* **What the task requires**
Transcribe the records below exactly as they appear, omitting any pictures.

* START Material provided *

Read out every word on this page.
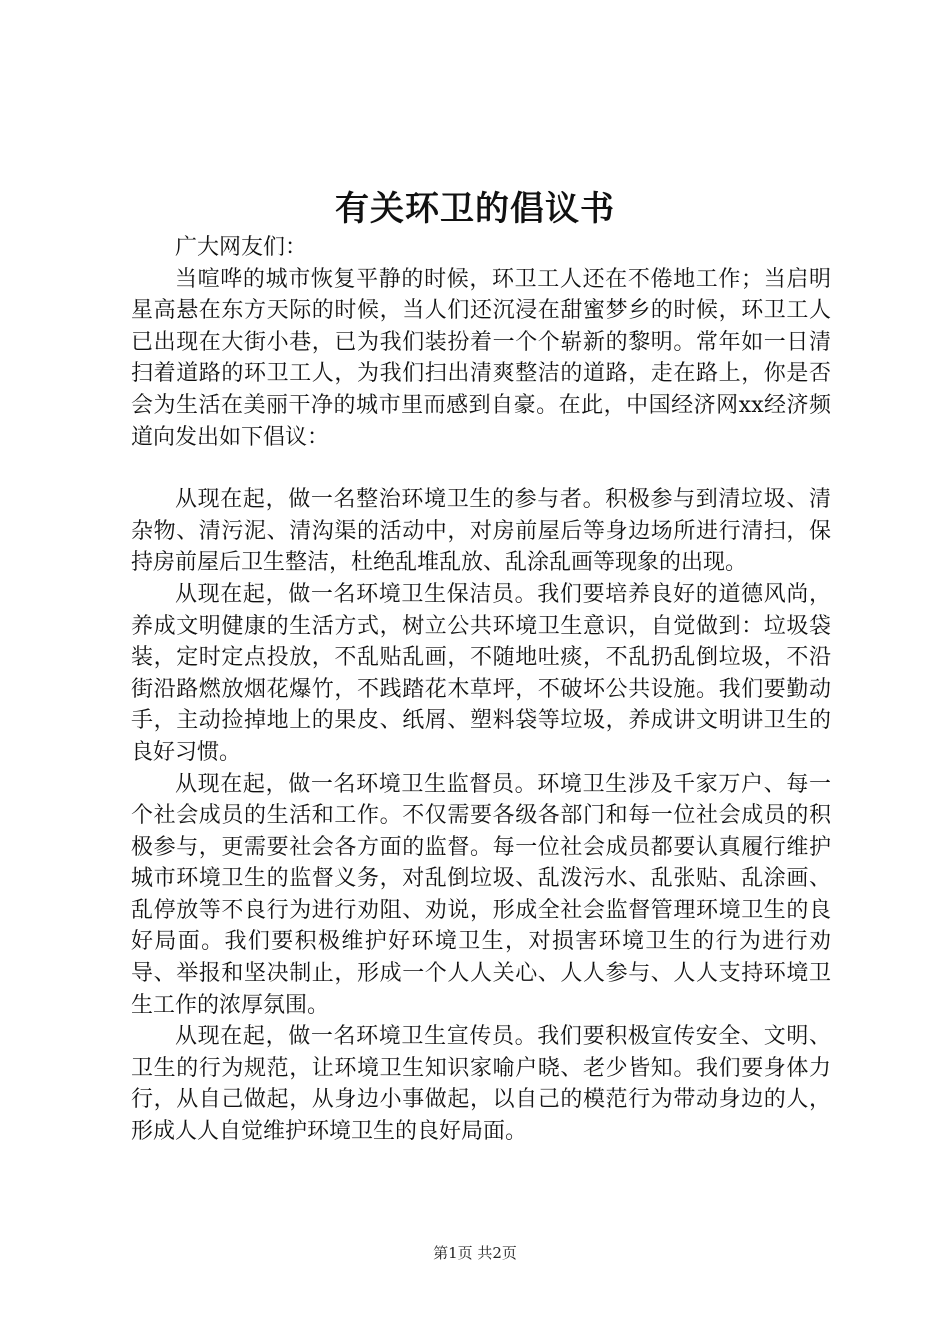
有关环卫的倡议书

广大网友们：

当喧哗的城市恢复平静的时候，环卫工人还在不倦地工作；当启明星高悬在东方天际的时候，当人们还沉浸在甜蜜梦乡的时候，环卫工人已出现在大街小巷，已为我们装扮着一个个崭新的黎明。常年如一日清扫着道路的环卫工人，为我们扫出清爽整洁的道路，走在路上，你是否会为生活在美丽干净的城市里而感到自豪。在此，中国经济网xx经济频道向发出如下倡议：

从现在起，做一名整治环境卫生的参与者。积极参与到清垃圾、清杂物、清污泥、清沟渠的活动中，对房前屋后等身边场所进行清扫，保持房前屋后卫生整洁，杜绝乱堆乱放、乱涂乱画等现象的出现。

从现在起，做一名环境卫生保洁员。我们要培养良好的道德风尚，养成文明健康的生活方式，树立公共环境卫生意识，自觉做到：垃圾袋装，定时定点投放，不乱贴乱画，不随地吐痰，不乱扔乱倒垃圾，不沿街沿路燃放烟花爆竹，不践踏花木草坪，不破坏公共设施。我们要勤动手，主动捡掉地上的果皮、纸屑、塑料袋等垃圾，养成讲文明讲卫生的良好习惯。

从现在起，做一名环境卫生监督员。环境卫生涉及千家万户、每一个社会成员的生活和工作。不仅需要各级各部门和每一位社会成员的积极参与，更需要社会各方面的监督。每一位社会成员都要认真履行维护城市环境卫生的监督义务，对乱倒垃圾、乱泼污水、乱张贴、乱涂画、乱停放等不良行为进行劝阻、劝说，形成全社会监督管理环境卫生的良好局面。我们要积极维护好环境卫生，对损害环境卫生的行为进行劝导、举报和坚决制止，形成一个人人关心、人人参与、人人支持环境卫生工作的浓厚氛围。

从现在起，做一名环境卫生宣传员。我们要积极宣传安全、文明、卫生的行为规范，让环境卫生知识家喻户晓、老少皆知。我们要身体力行，从自己做起，从身边小事做起，以自己的模范行为带动身边的人，形成人人自觉维护环境卫生的良好局面。

第1页 共2页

* END Material provided *

* **Final result**
Read out every word on this page.
有关环卫的倡议书

广大网友们：

当喧哗的城市恢复平静的时候，环卫工人还在不倦地工作；当启明星高悬在东方天际的时候，当人们还沉浸在甜蜜梦乡的时候，环卫工人已出现在大街小巷，已为我们装扮着一个个崭新的黎明。常年如一日清扫着道路的环卫工人，为我们扫出清爽整洁的道路，走在路上，你是否会为生活在美丽干净的城市里而感到自豪。在此，中国经济网xx经济频道向发出如下倡议：

从现在起，做一名整治环境卫生的参与者。积极参与到清垃圾、清杂物、清污泥、清沟渠的活动中，对房前屋后等身边场所进行清扫，保持房前屋后卫生整洁，杜绝乱堆乱放、乱涂乱画等现象的出现。

从现在起，做一名环境卫生保洁员。我们要培养良好的道德风尚，养成文明健康的生活方式，树立公共环境卫生意识，自觉做到：垃圾袋装，定时定点投放，不乱贴乱画，不随地吐痰，不乱扔乱倒垃圾，不沿街沿路燃放烟花爆竹，不践踏花木草坪，不破坏公共设施。我们要勤动手，主动捡掉地上的果皮、纸屑、塑料袋等垃圾，养成讲文明讲卫生的良好习惯。

从现在起，做一名环境卫生监督员。环境卫生涉及千家万户、每一个社会成员的生活和工作。不仅需要各级各部门和每一位社会成员的积极参与，更需要社会各方面的监督。每一位社会成员都要认真履行维护城市环境卫生的监督义务，对乱倒垃圾、乱泼污水、乱张贴、乱涂画、乱停放等不良行为进行劝阻、劝说，形成全社会监督管理环境卫生的良好局面。我们要积极维护好环境卫生，对损害环境卫生的行为进行劝导、举报和坚决制止，形成一个人人关心、人人参与、人人支持环境卫生工作的浓厚氛围。

从现在起，做一名环境卫生宣传员。我们要积极宣传安全、文明、卫生的行为规范，让环境卫生知识家喻户晓、老少皆知。我们要身体力行，从自己做起，从身边小事做起，以自己的模范行为带动身边的人，形成人人自觉维护环境卫生的良好局面。

第1页 共2页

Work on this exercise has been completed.